- DIRECTION -
Which lines below hold the word "شركه"? Copy all of them.

- DATA SUPPLIED -
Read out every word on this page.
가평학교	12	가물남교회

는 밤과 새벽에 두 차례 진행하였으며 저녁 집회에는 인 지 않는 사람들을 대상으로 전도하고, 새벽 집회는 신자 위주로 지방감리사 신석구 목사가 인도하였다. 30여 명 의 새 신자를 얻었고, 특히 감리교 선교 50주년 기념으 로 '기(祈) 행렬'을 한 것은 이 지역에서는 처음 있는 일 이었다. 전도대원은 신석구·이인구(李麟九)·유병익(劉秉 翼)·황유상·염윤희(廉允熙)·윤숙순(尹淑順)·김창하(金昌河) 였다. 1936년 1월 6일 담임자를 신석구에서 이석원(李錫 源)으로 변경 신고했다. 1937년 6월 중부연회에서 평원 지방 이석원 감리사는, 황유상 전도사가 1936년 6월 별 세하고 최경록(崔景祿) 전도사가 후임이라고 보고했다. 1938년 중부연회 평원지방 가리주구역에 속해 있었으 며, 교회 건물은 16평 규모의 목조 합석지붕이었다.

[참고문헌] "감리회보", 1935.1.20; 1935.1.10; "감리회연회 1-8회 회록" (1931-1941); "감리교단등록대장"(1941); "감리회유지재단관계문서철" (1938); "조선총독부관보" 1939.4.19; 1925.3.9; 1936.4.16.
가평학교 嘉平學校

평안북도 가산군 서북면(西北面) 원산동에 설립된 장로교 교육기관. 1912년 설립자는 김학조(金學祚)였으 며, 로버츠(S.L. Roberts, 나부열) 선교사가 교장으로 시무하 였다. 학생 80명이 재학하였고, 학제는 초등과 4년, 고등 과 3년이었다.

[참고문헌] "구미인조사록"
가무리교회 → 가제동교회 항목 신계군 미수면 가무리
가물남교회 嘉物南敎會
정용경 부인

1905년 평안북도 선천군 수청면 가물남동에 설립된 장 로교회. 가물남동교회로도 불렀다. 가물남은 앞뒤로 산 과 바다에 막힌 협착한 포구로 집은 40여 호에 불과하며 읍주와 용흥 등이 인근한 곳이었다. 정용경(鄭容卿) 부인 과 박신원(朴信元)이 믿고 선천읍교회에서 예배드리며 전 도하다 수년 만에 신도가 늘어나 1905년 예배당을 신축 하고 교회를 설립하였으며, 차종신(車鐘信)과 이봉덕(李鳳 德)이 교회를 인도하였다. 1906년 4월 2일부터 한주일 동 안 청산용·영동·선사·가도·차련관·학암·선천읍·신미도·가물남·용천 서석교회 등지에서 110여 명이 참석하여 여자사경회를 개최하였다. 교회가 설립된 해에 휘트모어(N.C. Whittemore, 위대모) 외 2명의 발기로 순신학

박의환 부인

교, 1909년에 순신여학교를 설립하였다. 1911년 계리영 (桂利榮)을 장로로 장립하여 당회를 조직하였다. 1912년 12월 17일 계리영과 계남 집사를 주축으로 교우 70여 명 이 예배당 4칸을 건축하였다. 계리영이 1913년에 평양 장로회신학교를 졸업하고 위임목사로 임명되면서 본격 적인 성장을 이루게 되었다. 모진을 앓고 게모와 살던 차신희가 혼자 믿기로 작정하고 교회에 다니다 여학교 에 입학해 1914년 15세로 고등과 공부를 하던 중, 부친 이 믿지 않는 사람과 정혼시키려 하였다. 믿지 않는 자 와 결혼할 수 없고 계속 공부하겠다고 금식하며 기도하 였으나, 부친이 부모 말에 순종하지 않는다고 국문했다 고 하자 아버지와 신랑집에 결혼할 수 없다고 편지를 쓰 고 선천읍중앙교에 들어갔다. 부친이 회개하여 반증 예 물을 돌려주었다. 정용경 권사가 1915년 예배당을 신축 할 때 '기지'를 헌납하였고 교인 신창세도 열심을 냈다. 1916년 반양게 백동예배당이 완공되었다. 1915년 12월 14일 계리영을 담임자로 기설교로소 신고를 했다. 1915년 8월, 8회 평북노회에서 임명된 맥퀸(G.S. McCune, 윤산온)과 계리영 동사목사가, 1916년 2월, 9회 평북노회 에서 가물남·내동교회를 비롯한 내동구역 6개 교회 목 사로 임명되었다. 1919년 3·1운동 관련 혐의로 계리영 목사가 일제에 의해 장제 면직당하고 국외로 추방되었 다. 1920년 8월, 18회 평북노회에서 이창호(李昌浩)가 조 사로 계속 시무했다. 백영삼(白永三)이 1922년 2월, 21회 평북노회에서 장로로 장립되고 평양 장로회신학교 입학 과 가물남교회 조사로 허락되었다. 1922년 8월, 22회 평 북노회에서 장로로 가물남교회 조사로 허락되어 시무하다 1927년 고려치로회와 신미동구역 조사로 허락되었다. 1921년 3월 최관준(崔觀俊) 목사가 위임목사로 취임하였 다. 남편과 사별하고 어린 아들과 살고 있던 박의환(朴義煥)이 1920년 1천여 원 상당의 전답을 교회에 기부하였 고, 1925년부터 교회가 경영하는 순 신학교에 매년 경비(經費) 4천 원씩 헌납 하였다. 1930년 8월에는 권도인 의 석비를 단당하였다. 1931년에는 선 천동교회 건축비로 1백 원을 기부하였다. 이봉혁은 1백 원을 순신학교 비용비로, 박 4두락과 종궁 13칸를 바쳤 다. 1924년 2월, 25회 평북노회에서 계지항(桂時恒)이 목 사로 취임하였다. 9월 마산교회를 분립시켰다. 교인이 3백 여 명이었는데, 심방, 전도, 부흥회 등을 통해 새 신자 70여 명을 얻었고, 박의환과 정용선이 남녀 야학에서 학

--

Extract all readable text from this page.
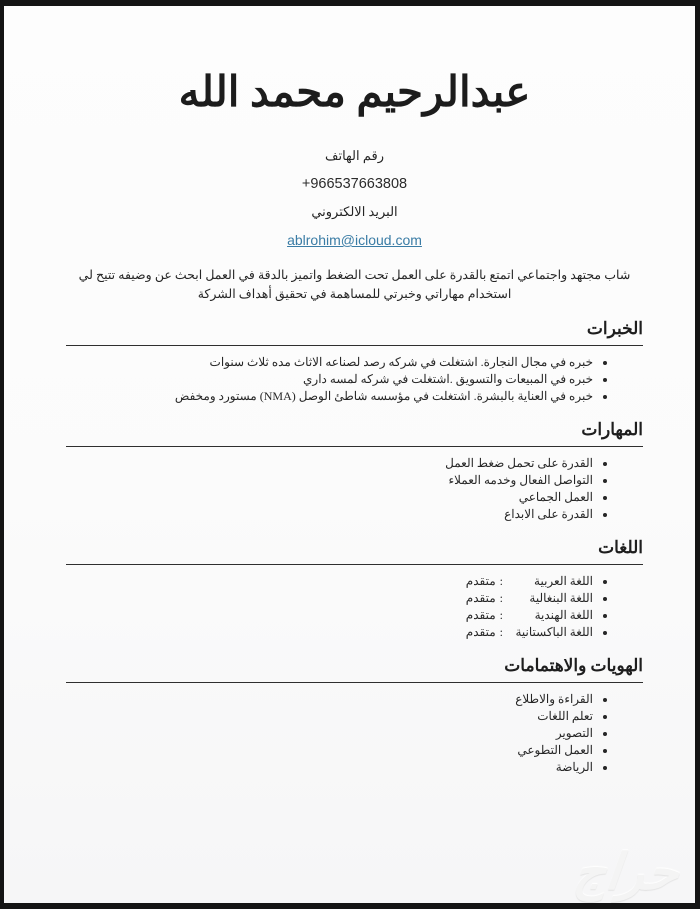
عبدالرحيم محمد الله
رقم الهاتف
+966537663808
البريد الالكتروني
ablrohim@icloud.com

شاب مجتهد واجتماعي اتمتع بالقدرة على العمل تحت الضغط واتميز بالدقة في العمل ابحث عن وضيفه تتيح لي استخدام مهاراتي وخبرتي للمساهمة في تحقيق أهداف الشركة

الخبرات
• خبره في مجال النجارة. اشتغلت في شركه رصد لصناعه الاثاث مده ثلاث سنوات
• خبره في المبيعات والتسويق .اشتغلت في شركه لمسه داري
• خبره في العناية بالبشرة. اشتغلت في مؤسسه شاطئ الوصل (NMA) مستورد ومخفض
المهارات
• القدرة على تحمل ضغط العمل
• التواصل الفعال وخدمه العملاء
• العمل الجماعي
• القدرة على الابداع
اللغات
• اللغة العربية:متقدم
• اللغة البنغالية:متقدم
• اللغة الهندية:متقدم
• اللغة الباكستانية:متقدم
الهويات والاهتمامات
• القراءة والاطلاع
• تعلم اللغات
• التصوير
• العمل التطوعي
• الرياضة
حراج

- RESPONSE TO THE EXERCISE -
• خبره في مجال النجارة. اشتغلت في شركه رصد لصناعه الاثاث مده ثلاث سنوات
• خبره في المبيعات والتسويق .اشتغلت في شركه لمسه داري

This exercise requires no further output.